Input for this task -
--- Begin ---

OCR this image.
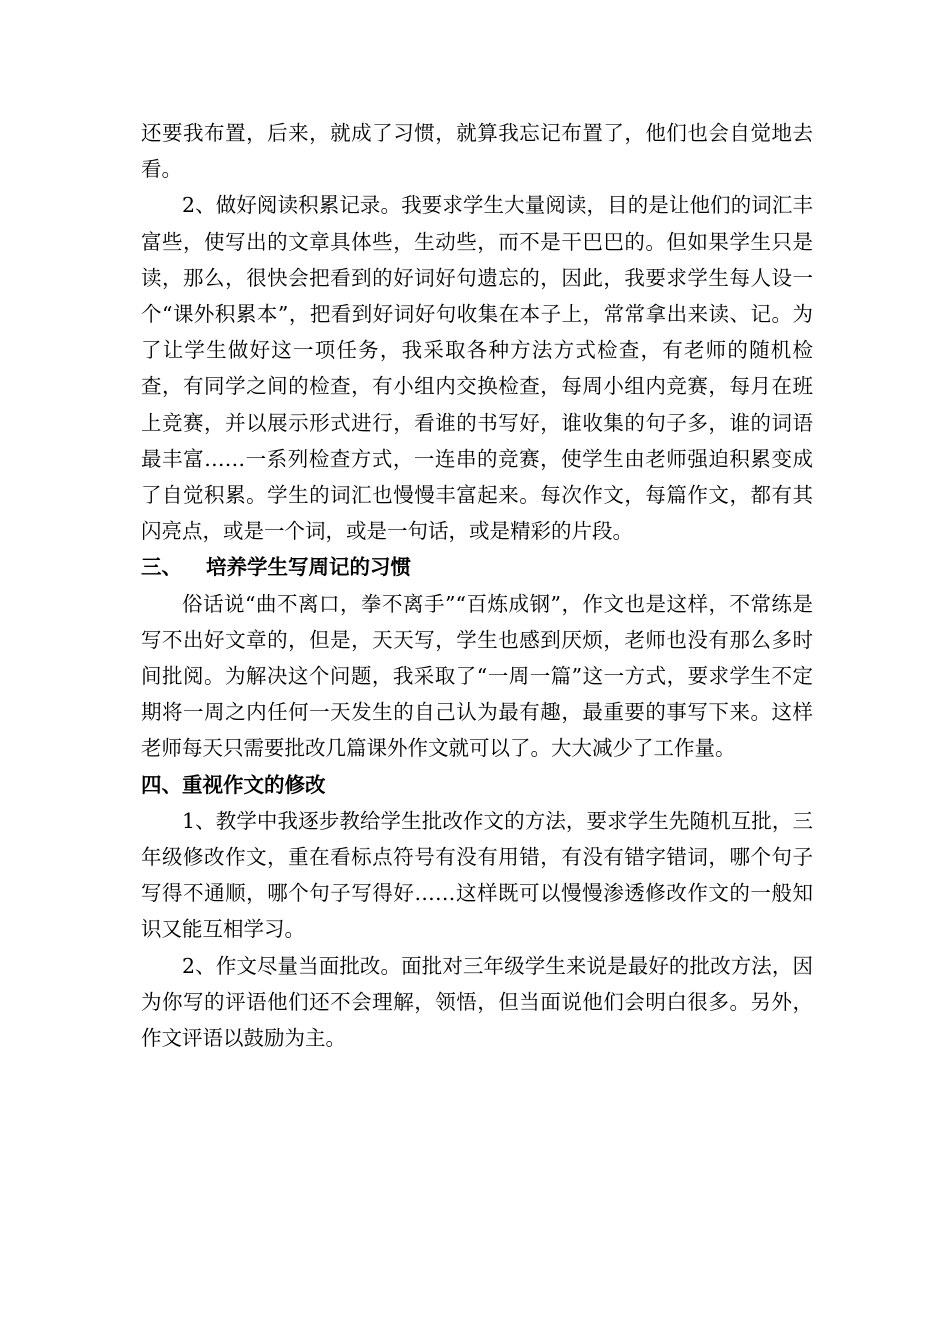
还要我布置，后来，就成了习惯，就算我忘记布置了，他们也会自觉地去看。

2、做好阅读积累记录。我要求学生大量阅读，目的是让他们的词汇丰富些，使写出的文章具体些，生动些，而不是干巴巴的。但如果学生只是读，那么，很快会把看到的好词好句遗忘的，因此，我要求学生每人设一个“课外积累本”，把看到好词好句收集在本子上，常常拿出来读、记。为了让学生做好这一项任务，我采取各种方法方式检查，有老师的随机检查，有同学之间的检查，有小组内交换检查，每周小组内竞赛，每月在班上竞赛，并以展示形式进行，看谁的书写好，谁收集的句子多，谁的词语最丰富……一系列检查方式，一连串的竞赛，使学生由老师强迫积累变成了自觉积累。学生的词汇也慢慢丰富起来。每次作文，每篇作文，都有其闪亮点，或是一个词，或是一句话，或是精彩的片段。

三、 培养学生写周记的习惯

俗话说“曲不离口，拳不离手”“百炼成钢”，作文也是这样，不常练是写不出好文章的，但是，天天写，学生也感到厌烦，老师也没有那么多时间批阅。为解决这个问题，我采取了“一周一篇”这一方式，要求学生不定期将一周之内任何一天发生的自己认为最有趣，最重要的事写下来。这样老师每天只需要批改几篇课外作文就可以了。大大减少了工作量。

四、重视作文的修改

1、教学中我逐步教给学生批改作文的方法，要求学生先随机互批，三年级修改作文，重在看标点符号有没有用错，有没有错字错词，哪个句子写得不通顺，哪个句子写得好……这样既可以慢慢渗透修改作文的一般知识又能互相学习。

2、作文尽量当面批改。面批对三年级学生来说是最好的批改方法，因为你写的评语他们还不会理解，领悟，但当面说他们会明白很多。另外，作文评语以鼓励为主。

--- End ---

Exercise prompt -
Your copy of the data should match it exactly, except that pictures are left out.

The completed task -
OCR this image.
还要我布置，后来，就成了习惯，就算我忘记布置了，他们也会自觉地去看。

2、做好阅读积累记录。我要求学生大量阅读，目的是让他们的词汇丰富些，使写出的文章具体些，生动些，而不是干巴巴的。但如果学生只是读，那么，很快会把看到的好词好句遗忘的，因此，我要求学生每人设一个“课外积累本”，把看到好词好句收集在本子上，常常拿出来读、记。为了让学生做好这一项任务，我采取各种方法方式检查，有老师的随机检查，有同学之间的检查，有小组内交换检查，每周小组内竞赛，每月在班上竞赛，并以展示形式进行，看谁的书写好，谁收集的句子多，谁的词语最丰富……一系列检查方式，一连串的竞赛，使学生由老师强迫积累变成了自觉积累。学生的词汇也慢慢丰富起来。每次作文，每篇作文，都有其闪亮点，或是一个词，或是一句话，或是精彩的片段。

三、 培养学生写周记的习惯

俗话说“曲不离口，拳不离手”“百炼成钢”，作文也是这样，不常练是写不出好文章的，但是，天天写，学生也感到厌烦，老师也没有那么多时间批阅。为解决这个问题，我采取了“一周一篇”这一方式，要求学生不定期将一周之内任何一天发生的自己认为最有趣，最重要的事写下来。这样老师每天只需要批改几篇课外作文就可以了。大大减少了工作量。

四、重视作文的修改

1、教学中我逐步教给学生批改作文的方法，要求学生先随机互批，三年级修改作文，重在看标点符号有没有用错，有没有错字错词，哪个句子写得不通顺，哪个句子写得好……这样既可以慢慢渗透修改作文的一般知识又能互相学习。

2、作文尽量当面批改。面批对三年级学生来说是最好的批改方法，因为你写的评语他们还不会理解，领悟，但当面说他们会明白很多。另外，作文评语以鼓励为主。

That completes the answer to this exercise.